▶ What this task involves: Extract the data exactly, missing nothing.

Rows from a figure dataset
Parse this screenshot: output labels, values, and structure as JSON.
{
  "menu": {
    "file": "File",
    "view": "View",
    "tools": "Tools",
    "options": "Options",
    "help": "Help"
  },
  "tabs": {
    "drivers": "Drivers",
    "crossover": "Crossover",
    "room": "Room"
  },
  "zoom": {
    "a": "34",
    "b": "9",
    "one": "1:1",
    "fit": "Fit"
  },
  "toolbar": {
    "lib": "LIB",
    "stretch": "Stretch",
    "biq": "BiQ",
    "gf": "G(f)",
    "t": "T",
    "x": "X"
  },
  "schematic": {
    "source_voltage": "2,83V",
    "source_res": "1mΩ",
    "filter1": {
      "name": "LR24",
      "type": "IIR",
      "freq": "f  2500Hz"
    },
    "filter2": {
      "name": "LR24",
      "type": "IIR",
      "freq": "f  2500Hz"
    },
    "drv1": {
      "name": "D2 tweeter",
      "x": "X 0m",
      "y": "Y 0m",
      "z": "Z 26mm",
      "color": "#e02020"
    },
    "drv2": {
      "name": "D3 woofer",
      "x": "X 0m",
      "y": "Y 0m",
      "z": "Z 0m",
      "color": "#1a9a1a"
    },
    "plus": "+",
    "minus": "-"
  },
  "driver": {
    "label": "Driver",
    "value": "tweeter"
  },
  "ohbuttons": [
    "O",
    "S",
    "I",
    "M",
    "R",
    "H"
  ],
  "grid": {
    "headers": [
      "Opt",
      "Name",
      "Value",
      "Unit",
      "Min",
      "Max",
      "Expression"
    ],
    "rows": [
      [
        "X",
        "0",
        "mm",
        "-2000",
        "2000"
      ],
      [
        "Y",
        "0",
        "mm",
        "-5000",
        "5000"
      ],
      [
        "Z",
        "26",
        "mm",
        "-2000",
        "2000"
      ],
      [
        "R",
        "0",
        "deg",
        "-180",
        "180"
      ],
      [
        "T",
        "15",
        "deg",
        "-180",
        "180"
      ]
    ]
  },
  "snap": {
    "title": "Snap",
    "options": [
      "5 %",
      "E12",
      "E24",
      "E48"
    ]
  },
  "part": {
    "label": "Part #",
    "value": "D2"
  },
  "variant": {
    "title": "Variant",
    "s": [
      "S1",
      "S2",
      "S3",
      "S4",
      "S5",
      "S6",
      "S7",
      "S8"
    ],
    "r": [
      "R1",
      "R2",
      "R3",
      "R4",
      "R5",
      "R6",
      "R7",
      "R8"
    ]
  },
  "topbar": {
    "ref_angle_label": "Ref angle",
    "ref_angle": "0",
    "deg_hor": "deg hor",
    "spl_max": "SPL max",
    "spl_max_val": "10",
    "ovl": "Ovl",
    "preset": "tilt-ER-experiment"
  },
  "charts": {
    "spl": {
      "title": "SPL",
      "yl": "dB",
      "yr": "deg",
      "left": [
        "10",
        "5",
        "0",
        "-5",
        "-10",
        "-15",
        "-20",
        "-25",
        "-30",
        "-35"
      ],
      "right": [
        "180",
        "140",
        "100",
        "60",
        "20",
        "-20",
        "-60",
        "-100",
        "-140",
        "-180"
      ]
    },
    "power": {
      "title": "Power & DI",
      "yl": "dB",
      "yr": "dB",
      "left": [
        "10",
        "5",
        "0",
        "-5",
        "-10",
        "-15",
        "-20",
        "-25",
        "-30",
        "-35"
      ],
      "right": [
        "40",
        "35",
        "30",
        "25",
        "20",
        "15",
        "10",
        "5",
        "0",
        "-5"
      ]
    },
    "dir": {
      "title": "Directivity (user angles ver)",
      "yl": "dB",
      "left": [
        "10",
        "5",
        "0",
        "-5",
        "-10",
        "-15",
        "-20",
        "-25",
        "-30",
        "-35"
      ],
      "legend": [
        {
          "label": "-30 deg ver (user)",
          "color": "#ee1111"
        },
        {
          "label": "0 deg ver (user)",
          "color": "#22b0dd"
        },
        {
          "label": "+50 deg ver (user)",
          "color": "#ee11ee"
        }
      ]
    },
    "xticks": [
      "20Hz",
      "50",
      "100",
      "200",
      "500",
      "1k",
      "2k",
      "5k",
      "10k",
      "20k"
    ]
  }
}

▶ Final result:
Parse this screenshot: output labels, values, and structure as JSON.
{
  "menu": {
    "file": "File",
    "view": "View",
    "tools": "Tools",
    "options": "Options",
    "help": "Help"
  },
  "tabs": {
    "drivers": "Drivers",
    "crossover": "Crossover",
    "room": "Room"
  },
  "zoom": {
    "a": "34",
    "b": "9",
    "one": "1:1",
    "fit": "Fit"
  },
  "toolbar": {
    "lib": "LIB",
    "stretch": "Stretch",
    "biq": "BiQ",
    "gf": "G(f)",
    "t": "T",
    "x": "X"
  },
  "schematic": {
    "source_voltage": "2,83V",
    "source_res": "1mΩ",
    "filter1": {
      "name": "LR24",
      "type": "IIR",
      "freq": "f  2500Hz"
    },
    "filter2": {
      "name": "LR24",
      "type": "IIR",
      "freq": "f  2500Hz"
    },
    "drv1": {
      "name": "D2 tweeter",
      "x": "X 0m",
      "y": "Y 0m",
      "z": "Z 26mm",
      "color": "#e02020"
    },
    "drv2": {
      "name": "D3 woofer",
      "x": "X 0m",
      "y": "Y 0m",
      "z": "Z 0m",
      "color": "#1a9a1a"
    },
    "plus": "+",
    "minus": "-"
  },
  "driver": {
    "label": "Driver",
    "value": "tweeter"
  },
  "ohbuttons": [
    "O",
    "S",
    "I",
    "M",
    "R",
    "H"
  ],
  "grid": {
    "headers": [
      "Opt",
      "Name",
      "Value",
      "Unit",
      "Min",
      "Max",
      "Expression"
    ],
    "rows": [
      [
        "X",
        "0",
        "mm",
        "-2000",
        "2000"
      ],
      [
        "Y",
        "0",
        "mm",
        "-5000",
        "5000"
      ],
      [
        "Z",
        "26",
        "mm",
        "-2000",
        "2000"
      ],
      [
        "R",
        "0",
        "deg",
        "-180",
        "180"
      ],
      [
        "T",
        "15",
        "deg",
        "-180",
        "180"
      ]
    ]
  },
  "snap": {
    "title": "Snap",
    "options": [
      "5 %",
      "E12",
      "E24",
      "E48"
    ]
  },
  "part": {
    "label": "Part #",
    "value": "D2"
  },
  "variant": {
    "title": "Variant",
    "s": [
      "S1",
      "S2",
      "S3",
      "S4",
      "S5",
      "S6",
      "S7",
      "S8"
    ],
    "r": [
      "R1",
      "R2",
      "R3",
      "R4",
      "R5",
      "R6",
      "R7",
      "R8"
    ]
  },
  "topbar": {
    "ref_angle_label": "Ref angle",
    "ref_angle": "0",
    "deg_hor": "deg hor",
    "spl_max": "SPL max",
    "spl_max_val": "10",
    "ovl": "Ovl",
    "preset": "tilt-ER-experiment"
  },
  "charts": {
    "spl": {
      "title": "SPL",
      "yl": "dB",
      "yr": "deg",
      "left": [
        "10",
        "5",
        "0",
        "-5",
        "-10",
        "-15",
        "-20",
        "-25",
        "-30",
        "-35"
      ],
      "right": [
        "180",
        "140",
        "100",
        "60",
        "20",
        "-20",
        "-60",
        "-100",
        "-140",
        "-180"
      ]
    },
    "power": {
      "title": "Power & DI",
      "yl": "dB",
      "yr": "dB",
      "left": [
        "10",
        "5",
        "0",
        "-5",
        "-10",
        "-15",
        "-20",
        "-25",
        "-30",
        "-35"
      ],
      "right": [
        "40",
        "35",
        "30",
        "25",
        "20",
        "15",
        "10",
        "5",
        "0",
        "-5"
      ]
    },
    "dir": {
      "title": "Directivity (user angles ver)",
      "yl": "dB",
      "left": [
        "10",
        "5",
        "0",
        "-5",
        "-10",
        "-15",
        "-20",
        "-25",
        "-30",
        "-35"
      ],
      "legend": [
        {
          "label": "-30 deg ver (user)",
          "color": "#ee1111"
        },
        {
          "label": "0 deg ver (user)",
          "color": "#22b0dd"
        },
        {
          "label": "+50 deg ver (user)",
          "color": "#ee11ee"
        }
      ]
    },
    "xticks": [
      "20Hz",
      "50",
      "100",
      "200",
      "500",
      "1k",
      "2k",
      "5k",
      "10k",
      "20k"
    ]
  }
}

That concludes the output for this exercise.